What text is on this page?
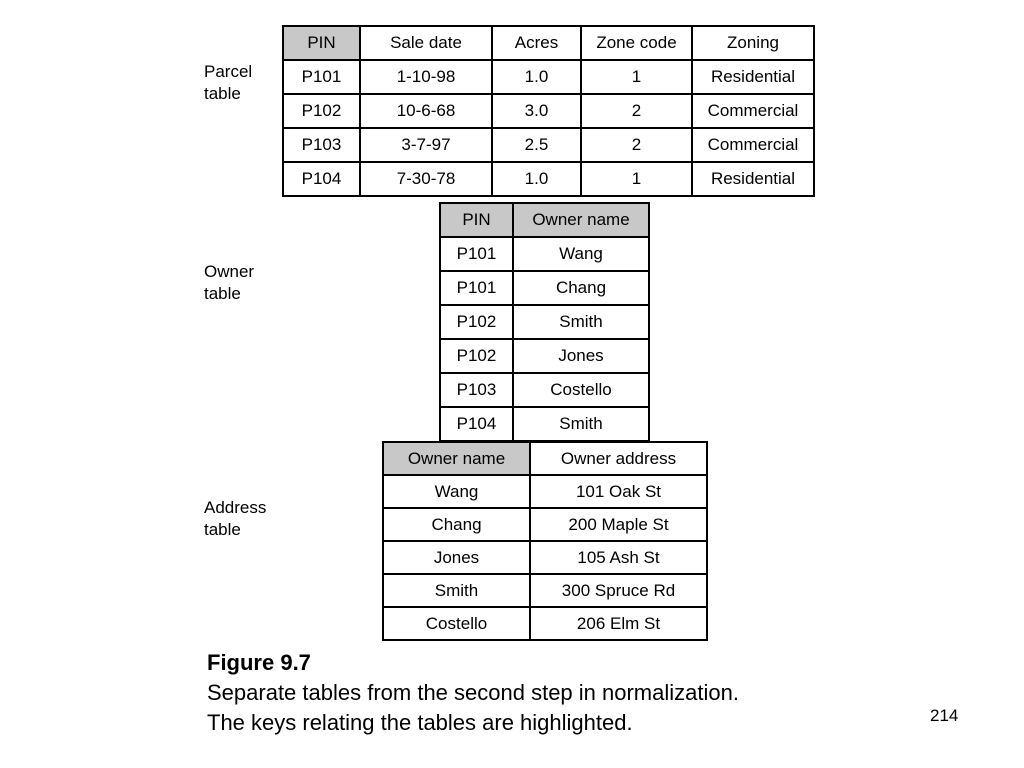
Parcel
table
PIN	Sale date	Acres	Zone code	Zoning
P101	1-10-98	1.0	1	Residential
P102	10-6-68	3.0	2	Commercial
P103	3-7-97	2.5	2	Commercial
P104	7-30-78	1.0	1	Residential
Owner
table
PIN	Owner name
P101	Wang
P101	Chang
P102	Smith
P102	Jones
P103	Costello
P104	Smith
Address
table
Owner name	Owner address
Wang	101 Oak St
Chang	200 Maple St
Jones	105 Ash St
Smith	300 Spruce Rd
Costello	206 Elm St
Figure 9.7
Separate tables from the second step in normalization.
The keys relating the tables are highlighted.	214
┄┄┄┄┄┄┄┄┄┄┄┄┄┄┄┄┄┄┄┄
[Written problem] Give the entries again without a single change, but with no pictures.

[Correct response]
What text is on this page?
Parcel
table
PIN	Sale date	Acres	Zone code	Zoning
P101	1-10-98	1.0	1	Residential
P102	10-6-68	3.0	2	Commercial
P103	3-7-97	2.5	2	Commercial
P104	7-30-78	1.0	1	Residential
Owner
table
PIN	Owner name
P101	Wang
P101	Chang
P102	Smith
P102	Jones
P103	Costello
P104	Smith
Address
table
Owner name	Owner address
Wang	101 Oak St
Chang	200 Maple St
Jones	105 Ash St
Smith	300 Spruce Rd
Costello	206 Elm St
Figure 9.7
Separate tables from the second step in normalization.
The keys relating the tables are highlighted.	214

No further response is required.